Dataset rows.
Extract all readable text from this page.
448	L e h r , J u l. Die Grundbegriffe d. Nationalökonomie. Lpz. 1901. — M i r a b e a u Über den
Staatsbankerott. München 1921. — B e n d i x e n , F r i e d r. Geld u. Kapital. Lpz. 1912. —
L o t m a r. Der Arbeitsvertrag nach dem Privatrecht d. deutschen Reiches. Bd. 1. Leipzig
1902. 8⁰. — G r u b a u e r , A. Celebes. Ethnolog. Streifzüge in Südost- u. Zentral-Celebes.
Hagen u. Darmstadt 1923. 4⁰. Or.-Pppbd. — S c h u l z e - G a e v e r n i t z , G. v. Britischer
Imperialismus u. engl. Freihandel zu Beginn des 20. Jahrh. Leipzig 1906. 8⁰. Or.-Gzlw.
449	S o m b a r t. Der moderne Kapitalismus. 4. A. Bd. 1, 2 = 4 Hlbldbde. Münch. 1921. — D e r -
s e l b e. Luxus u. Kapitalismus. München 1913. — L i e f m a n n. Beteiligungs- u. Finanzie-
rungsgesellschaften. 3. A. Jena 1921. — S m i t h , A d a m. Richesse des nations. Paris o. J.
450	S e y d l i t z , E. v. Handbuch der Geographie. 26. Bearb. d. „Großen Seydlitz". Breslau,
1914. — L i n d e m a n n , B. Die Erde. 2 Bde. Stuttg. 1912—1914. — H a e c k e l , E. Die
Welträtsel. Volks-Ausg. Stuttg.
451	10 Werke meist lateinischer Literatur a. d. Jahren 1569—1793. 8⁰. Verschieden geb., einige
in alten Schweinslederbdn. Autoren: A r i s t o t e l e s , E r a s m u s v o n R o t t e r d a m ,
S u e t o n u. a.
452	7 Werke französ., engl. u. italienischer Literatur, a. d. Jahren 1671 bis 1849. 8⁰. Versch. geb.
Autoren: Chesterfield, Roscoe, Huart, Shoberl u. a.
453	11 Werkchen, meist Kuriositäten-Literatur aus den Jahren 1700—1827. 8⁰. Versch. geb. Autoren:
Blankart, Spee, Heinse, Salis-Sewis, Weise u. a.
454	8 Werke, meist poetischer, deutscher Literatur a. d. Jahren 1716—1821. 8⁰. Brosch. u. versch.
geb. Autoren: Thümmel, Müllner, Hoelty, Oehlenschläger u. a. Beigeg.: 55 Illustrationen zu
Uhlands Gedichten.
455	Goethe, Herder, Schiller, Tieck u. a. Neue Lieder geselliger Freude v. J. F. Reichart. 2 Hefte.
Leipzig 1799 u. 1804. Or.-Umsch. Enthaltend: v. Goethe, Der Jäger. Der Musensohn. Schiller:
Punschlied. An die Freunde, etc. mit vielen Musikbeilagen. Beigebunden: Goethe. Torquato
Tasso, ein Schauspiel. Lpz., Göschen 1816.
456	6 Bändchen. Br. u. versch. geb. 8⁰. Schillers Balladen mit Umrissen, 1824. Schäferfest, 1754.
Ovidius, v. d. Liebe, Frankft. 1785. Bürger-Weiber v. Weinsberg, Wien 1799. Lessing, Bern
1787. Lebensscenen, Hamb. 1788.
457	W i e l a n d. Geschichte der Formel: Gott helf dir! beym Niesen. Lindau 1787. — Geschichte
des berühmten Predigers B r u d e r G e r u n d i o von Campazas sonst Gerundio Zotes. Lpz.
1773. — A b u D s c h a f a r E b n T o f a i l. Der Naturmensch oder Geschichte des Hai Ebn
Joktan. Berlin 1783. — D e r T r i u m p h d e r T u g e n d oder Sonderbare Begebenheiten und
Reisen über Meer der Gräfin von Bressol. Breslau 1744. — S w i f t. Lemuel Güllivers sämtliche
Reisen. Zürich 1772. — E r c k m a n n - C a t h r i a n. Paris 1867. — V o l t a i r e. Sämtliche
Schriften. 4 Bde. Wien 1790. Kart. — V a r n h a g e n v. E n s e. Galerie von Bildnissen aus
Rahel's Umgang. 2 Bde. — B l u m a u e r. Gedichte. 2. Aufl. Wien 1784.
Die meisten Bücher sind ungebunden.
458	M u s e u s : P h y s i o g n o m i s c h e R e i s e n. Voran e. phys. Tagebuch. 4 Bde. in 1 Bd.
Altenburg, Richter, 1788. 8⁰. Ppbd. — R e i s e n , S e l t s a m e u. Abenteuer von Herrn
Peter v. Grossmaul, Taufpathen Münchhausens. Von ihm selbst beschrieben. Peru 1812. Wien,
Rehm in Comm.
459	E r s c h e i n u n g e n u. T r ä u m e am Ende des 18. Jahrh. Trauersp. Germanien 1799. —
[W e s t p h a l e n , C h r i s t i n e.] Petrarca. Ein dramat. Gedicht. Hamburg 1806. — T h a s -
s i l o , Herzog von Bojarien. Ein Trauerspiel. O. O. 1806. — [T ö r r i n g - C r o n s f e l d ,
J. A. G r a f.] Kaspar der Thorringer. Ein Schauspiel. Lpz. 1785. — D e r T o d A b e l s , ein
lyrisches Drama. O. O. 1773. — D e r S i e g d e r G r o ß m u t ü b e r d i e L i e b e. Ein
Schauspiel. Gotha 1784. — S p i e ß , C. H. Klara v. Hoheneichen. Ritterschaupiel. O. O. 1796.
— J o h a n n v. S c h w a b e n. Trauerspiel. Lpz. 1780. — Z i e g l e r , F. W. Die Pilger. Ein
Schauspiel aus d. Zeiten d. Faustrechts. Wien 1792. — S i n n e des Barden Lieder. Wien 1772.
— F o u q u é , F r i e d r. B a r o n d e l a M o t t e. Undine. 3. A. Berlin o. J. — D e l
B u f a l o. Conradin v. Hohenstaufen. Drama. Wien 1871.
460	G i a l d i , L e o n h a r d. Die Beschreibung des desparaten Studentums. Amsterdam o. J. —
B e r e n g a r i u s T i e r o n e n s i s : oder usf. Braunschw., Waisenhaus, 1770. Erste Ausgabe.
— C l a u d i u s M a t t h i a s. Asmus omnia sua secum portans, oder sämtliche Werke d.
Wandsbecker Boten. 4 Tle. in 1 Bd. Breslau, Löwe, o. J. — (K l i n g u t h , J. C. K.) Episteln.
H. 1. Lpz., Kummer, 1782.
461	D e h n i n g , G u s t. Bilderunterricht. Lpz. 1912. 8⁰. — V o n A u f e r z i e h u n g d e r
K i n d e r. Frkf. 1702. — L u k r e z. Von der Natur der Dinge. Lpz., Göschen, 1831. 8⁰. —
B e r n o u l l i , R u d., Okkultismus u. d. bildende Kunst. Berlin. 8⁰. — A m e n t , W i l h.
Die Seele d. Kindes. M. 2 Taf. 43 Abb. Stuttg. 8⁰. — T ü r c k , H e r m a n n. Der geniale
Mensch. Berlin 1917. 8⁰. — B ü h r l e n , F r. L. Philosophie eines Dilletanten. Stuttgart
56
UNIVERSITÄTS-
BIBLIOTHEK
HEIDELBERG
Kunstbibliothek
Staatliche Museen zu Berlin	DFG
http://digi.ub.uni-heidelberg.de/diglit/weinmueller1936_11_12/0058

Goal of the exercise.
Give every line of the material again, exactly as it reads.

Output below.
Extract all readable text from this page.
448	L e h r , J u l. Die Grundbegriffe d. Nationalökonomie. Lpz. 1901. — M i r a b e a u Über den
Staatsbankerott. München 1921. — B e n d i x e n , F r i e d r. Geld u. Kapital. Lpz. 1912. —
L o t m a r. Der Arbeitsvertrag nach dem Privatrecht d. deutschen Reiches. Bd. 1. Leipzig
1902. 8⁰. — G r u b a u e r , A. Celebes. Ethnolog. Streifzüge in Südost- u. Zentral-Celebes.
Hagen u. Darmstadt 1923. 4⁰. Or.-Pppbd. — S c h u l z e - G a e v e r n i t z , G. v. Britischer
Imperialismus u. engl. Freihandel zu Beginn des 20. Jahrh. Leipzig 1906. 8⁰. Or.-Gzlw.
449	S o m b a r t. Der moderne Kapitalismus. 4. A. Bd. 1, 2 = 4 Hlbldbde. Münch. 1921. — D e r -
s e l b e. Luxus u. Kapitalismus. München 1913. — L i e f m a n n. Beteiligungs- u. Finanzie-
rungsgesellschaften. 3. A. Jena 1921. — S m i t h , A d a m. Richesse des nations. Paris o. J.
450	S e y d l i t z , E. v. Handbuch der Geographie. 26. Bearb. d. „Großen Seydlitz". Breslau,
1914. — L i n d e m a n n , B. Die Erde. 2 Bde. Stuttg. 1912—1914. — H a e c k e l , E. Die
Welträtsel. Volks-Ausg. Stuttg.
451	10 Werke meist lateinischer Literatur a. d. Jahren 1569—1793. 8⁰. Verschieden geb., einige
in alten Schweinslederbdn. Autoren: A r i s t o t e l e s , E r a s m u s v o n R o t t e r d a m ,
S u e t o n u. a.
452	7 Werke französ., engl. u. italienischer Literatur, a. d. Jahren 1671 bis 1849. 8⁰. Versch. geb.
Autoren: Chesterfield, Roscoe, Huart, Shoberl u. a.
453	11 Werkchen, meist Kuriositäten-Literatur aus den Jahren 1700—1827. 8⁰. Versch. geb. Autoren:
Blankart, Spee, Heinse, Salis-Sewis, Weise u. a.
454	8 Werke, meist poetischer, deutscher Literatur a. d. Jahren 1716—1821. 8⁰. Brosch. u. versch.
geb. Autoren: Thümmel, Müllner, Hoelty, Oehlenschläger u. a. Beigeg.: 55 Illustrationen zu
Uhlands Gedichten.
455	Goethe, Herder, Schiller, Tieck u. a. Neue Lieder geselliger Freude v. J. F. Reichart. 2 Hefte.
Leipzig 1799 u. 1804. Or.-Umsch. Enthaltend: v. Goethe, Der Jäger. Der Musensohn. Schiller:
Punschlied. An die Freunde, etc. mit vielen Musikbeilagen. Beigebunden: Goethe. Torquato
Tasso, ein Schauspiel. Lpz., Göschen 1816.
456	6 Bändchen. Br. u. versch. geb. 8⁰. Schillers Balladen mit Umrissen, 1824. Schäferfest, 1754.
Ovidius, v. d. Liebe, Frankft. 1785. Bürger-Weiber v. Weinsberg, Wien 1799. Lessing, Bern
1787. Lebensscenen, Hamb. 1788.
457	W i e l a n d. Geschichte der Formel: Gott helf dir! beym Niesen. Lindau 1787. — Geschichte
des berühmten Predigers B r u d e r G e r u n d i o von Campazas sonst Gerundio Zotes. Lpz.
1773. — A b u D s c h a f a r E b n T o f a i l. Der Naturmensch oder Geschichte des Hai Ebn
Joktan. Berlin 1783. — D e r T r i u m p h d e r T u g e n d oder Sonderbare Begebenheiten und
Reisen über Meer der Gräfin von Bressol. Breslau 1744. — S w i f t. Lemuel Güllivers sämtliche
Reisen. Zürich 1772. — E r c k m a n n - C a t h r i a n. Paris 1867. — V o l t a i r e. Sämtliche
Schriften. 4 Bde. Wien 1790. Kart. — V a r n h a g e n v. E n s e. Galerie von Bildnissen aus
Rahel's Umgang. 2 Bde. — B l u m a u e r. Gedichte. 2. Aufl. Wien 1784.
Die meisten Bücher sind ungebunden.
458	M u s e u s : P h y s i o g n o m i s c h e R e i s e n. Voran e. phys. Tagebuch. 4 Bde. in 1 Bd.
Altenburg, Richter, 1788. 8⁰. Ppbd. — R e i s e n , S e l t s a m e u. Abenteuer von Herrn
Peter v. Grossmaul, Taufpathen Münchhausens. Von ihm selbst beschrieben. Peru 1812. Wien,
Rehm in Comm.
459	E r s c h e i n u n g e n u. T r ä u m e am Ende des 18. Jahrh. Trauersp. Germanien 1799. —
[W e s t p h a l e n , C h r i s t i n e.] Petrarca. Ein dramat. Gedicht. Hamburg 1806. — T h a s -
s i l o , Herzog von Bojarien. Ein Trauerspiel. O. O. 1806. — [T ö r r i n g - C r o n s f e l d ,
J. A. G r a f.] Kaspar der Thorringer. Ein Schauspiel. Lpz. 1785. — D e r T o d A b e l s , ein
lyrisches Drama. O. O. 1773. — D e r S i e g d e r G r o ß m u t ü b e r d i e L i e b e. Ein
Schauspiel. Gotha 1784. — S p i e ß , C. H. Klara v. Hoheneichen. Ritterschaupiel. O. O. 1796.
— J o h a n n v. S c h w a b e n. Trauerspiel. Lpz. 1780. — Z i e g l e r , F. W. Die Pilger. Ein
Schauspiel aus d. Zeiten d. Faustrechts. Wien 1792. — S i n n e des Barden Lieder. Wien 1772.
— F o u q u é , F r i e d r. B a r o n d e l a M o t t e. Undine. 3. A. Berlin o. J. — D e l
B u f a l o. Conradin v. Hohenstaufen. Drama. Wien 1871.
460	G i a l d i , L e o n h a r d. Die Beschreibung des desparaten Studentums. Amsterdam o. J. —
B e r e n g a r i u s T i e r o n e n s i s : oder usf. Braunschw., Waisenhaus, 1770. Erste Ausgabe.
— C l a u d i u s M a t t h i a s. Asmus omnia sua secum portans, oder sämtliche Werke d.
Wandsbecker Boten. 4 Tle. in 1 Bd. Breslau, Löwe, o. J. — (K l i n g u t h , J. C. K.) Episteln.
H. 1. Lpz., Kummer, 1782.
461	D e h n i n g , G u s t. Bilderunterricht. Lpz. 1912. 8⁰. — V o n A u f e r z i e h u n g d e r
K i n d e r. Frkf. 1702. — L u k r e z. Von der Natur der Dinge. Lpz., Göschen, 1831. 8⁰. —
B e r n o u l l i , R u d., Okkultismus u. d. bildende Kunst. Berlin. 8⁰. — A m e n t , W i l h.
Die Seele d. Kindes. M. 2 Taf. 43 Abb. Stuttg. 8⁰. — T ü r c k , H e r m a n n. Der geniale
Mensch. Berlin 1917. 8⁰. — B ü h r l e n , F r. L. Philosophie eines Dilletanten. Stuttgart
56
UNIVERSITÄTS-
BIBLIOTHEK
HEIDELBERG
Kunstbibliothek
Staatliche Museen zu Berlin	DFG
http://digi.ub.uni-heidelberg.de/diglit/weinmueller1936_11_12/0058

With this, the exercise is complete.